• _The request_: Repeat the entries below exactly as they appear, with no pictures.

• _Given records_:
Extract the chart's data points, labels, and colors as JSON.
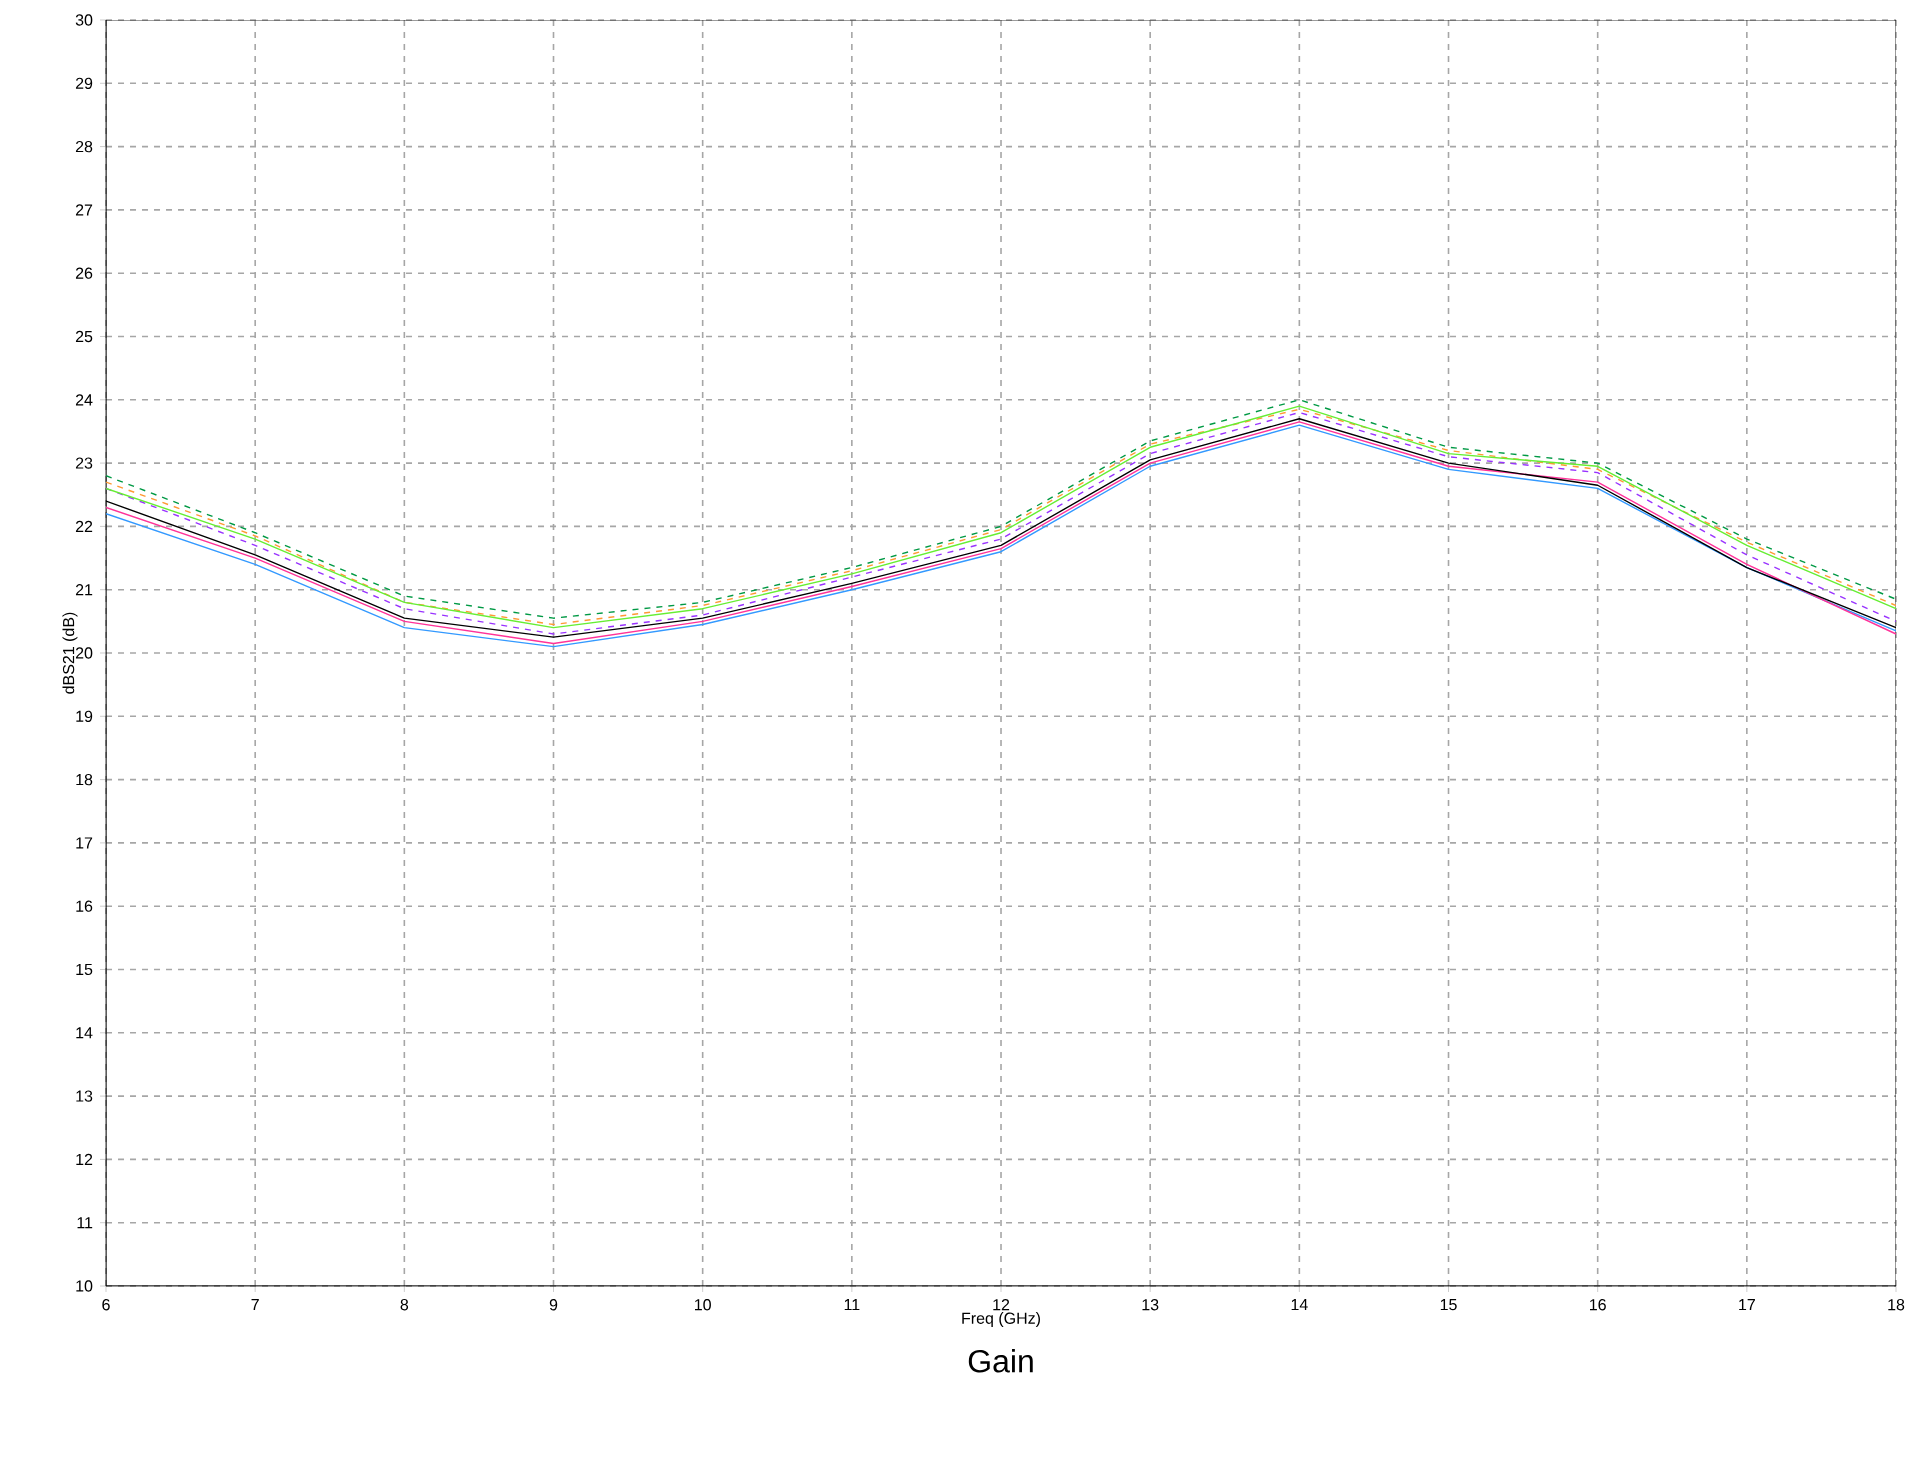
{
  "chart_data": {
    "type": "line",
    "title": "Gain",
    "xlabel": "Freq (GHz)",
    "ylabel": "dBS21 (dB)",
    "x": [
      6,
      7,
      8,
      9,
      10,
      11,
      12,
      13,
      14,
      15,
      16,
      17,
      18
    ],
    "series": [
      {
        "color": "#3399ff",
        "line_style": "solid",
        "values": [
          22.2,
          21.4,
          20.4,
          20.1,
          20.45,
          21.0,
          21.6,
          22.95,
          23.6,
          22.9,
          22.6,
          21.35,
          20.35
        ]
      },
      {
        "color": "#ff3399",
        "line_style": "solid",
        "values": [
          22.3,
          21.5,
          20.5,
          20.15,
          20.5,
          21.05,
          21.65,
          23.0,
          23.65,
          22.95,
          22.7,
          21.4,
          20.3
        ]
      },
      {
        "color": "#000000",
        "line_style": "solid",
        "values": [
          22.4,
          21.55,
          20.55,
          20.25,
          20.55,
          21.1,
          21.7,
          23.05,
          23.7,
          23.0,
          22.65,
          21.35,
          20.4
        ]
      },
      {
        "color": "#9933ff",
        "line_style": "dashed",
        "values": [
          22.6,
          21.7,
          20.7,
          20.3,
          20.6,
          21.2,
          21.8,
          23.15,
          23.8,
          23.1,
          22.85,
          21.55,
          20.5
        ]
      },
      {
        "color": "#ff9933",
        "line_style": "dashed",
        "values": [
          22.7,
          21.85,
          20.8,
          20.45,
          20.75,
          21.3,
          21.95,
          23.3,
          23.85,
          23.2,
          22.9,
          21.75,
          20.75
        ]
      },
      {
        "color": "#66ee33",
        "line_style": "solid",
        "values": [
          22.6,
          21.8,
          20.8,
          20.4,
          20.7,
          21.25,
          21.9,
          23.25,
          23.9,
          23.15,
          22.95,
          21.7,
          20.7
        ]
      },
      {
        "color": "#009944",
        "line_style": "dashed",
        "values": [
          22.8,
          21.9,
          20.9,
          20.55,
          20.8,
          21.35,
          22.0,
          23.35,
          24.0,
          23.25,
          23.0,
          21.8,
          20.85
        ]
      }
    ],
    "xlim": [
      6,
      18
    ],
    "xticks": [
      6,
      7,
      8,
      9,
      10,
      11,
      12,
      13,
      14,
      15,
      16,
      17,
      18
    ],
    "ylim": [
      10,
      30
    ],
    "yticks": [
      10,
      11,
      12,
      13,
      14,
      15,
      16,
      17,
      18,
      19,
      20,
      21,
      22,
      23,
      24,
      25,
      26,
      27,
      28,
      29,
      30
    ],
    "grid": true,
    "marker": "none"
  }
}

• _Task output_:
Extract the chart's data points, labels, and colors as JSON.
{
  "chart_data": {
    "type": "line",
    "title": "Gain",
    "xlabel": "Freq (GHz)",
    "ylabel": "dBS21 (dB)",
    "x": [
      6,
      7,
      8,
      9,
      10,
      11,
      12,
      13,
      14,
      15,
      16,
      17,
      18
    ],
    "series": [
      {
        "color": "#3399ff",
        "line_style": "solid",
        "values": [
          22.2,
          21.4,
          20.4,
          20.1,
          20.45,
          21.0,
          21.6,
          22.95,
          23.6,
          22.9,
          22.6,
          21.35,
          20.35
        ]
      },
      {
        "color": "#ff3399",
        "line_style": "solid",
        "values": [
          22.3,
          21.5,
          20.5,
          20.15,
          20.5,
          21.05,
          21.65,
          23.0,
          23.65,
          22.95,
          22.7,
          21.4,
          20.3
        ]
      },
      {
        "color": "#000000",
        "line_style": "solid",
        "values": [
          22.4,
          21.55,
          20.55,
          20.25,
          20.55,
          21.1,
          21.7,
          23.05,
          23.7,
          23.0,
          22.65,
          21.35,
          20.4
        ]
      },
      {
        "color": "#9933ff",
        "line_style": "dashed",
        "values": [
          22.6,
          21.7,
          20.7,
          20.3,
          20.6,
          21.2,
          21.8,
          23.15,
          23.8,
          23.1,
          22.85,
          21.55,
          20.5
        ]
      },
      {
        "color": "#ff9933",
        "line_style": "dashed",
        "values": [
          22.7,
          21.85,
          20.8,
          20.45,
          20.75,
          21.3,
          21.95,
          23.3,
          23.85,
          23.2,
          22.9,
          21.75,
          20.75
        ]
      },
      {
        "color": "#66ee33",
        "line_style": "solid",
        "values": [
          22.6,
          21.8,
          20.8,
          20.4,
          20.7,
          21.25,
          21.9,
          23.25,
          23.9,
          23.15,
          22.95,
          21.7,
          20.7
        ]
      },
      {
        "color": "#009944",
        "line_style": "dashed",
        "values": [
          22.8,
          21.9,
          20.9,
          20.55,
          20.8,
          21.35,
          22.0,
          23.35,
          24.0,
          23.25,
          23.0,
          21.8,
          20.85
        ]
      }
    ],
    "xlim": [
      6,
      18
    ],
    "xticks": [
      6,
      7,
      8,
      9,
      10,
      11,
      12,
      13,
      14,
      15,
      16,
      17,
      18
    ],
    "ylim": [
      10,
      30
    ],
    "yticks": [
      10,
      11,
      12,
      13,
      14,
      15,
      16,
      17,
      18,
      19,
      20,
      21,
      22,
      23,
      24,
      25,
      26,
      27,
      28,
      29,
      30
    ],
    "grid": true,
    "marker": "none"
  }
}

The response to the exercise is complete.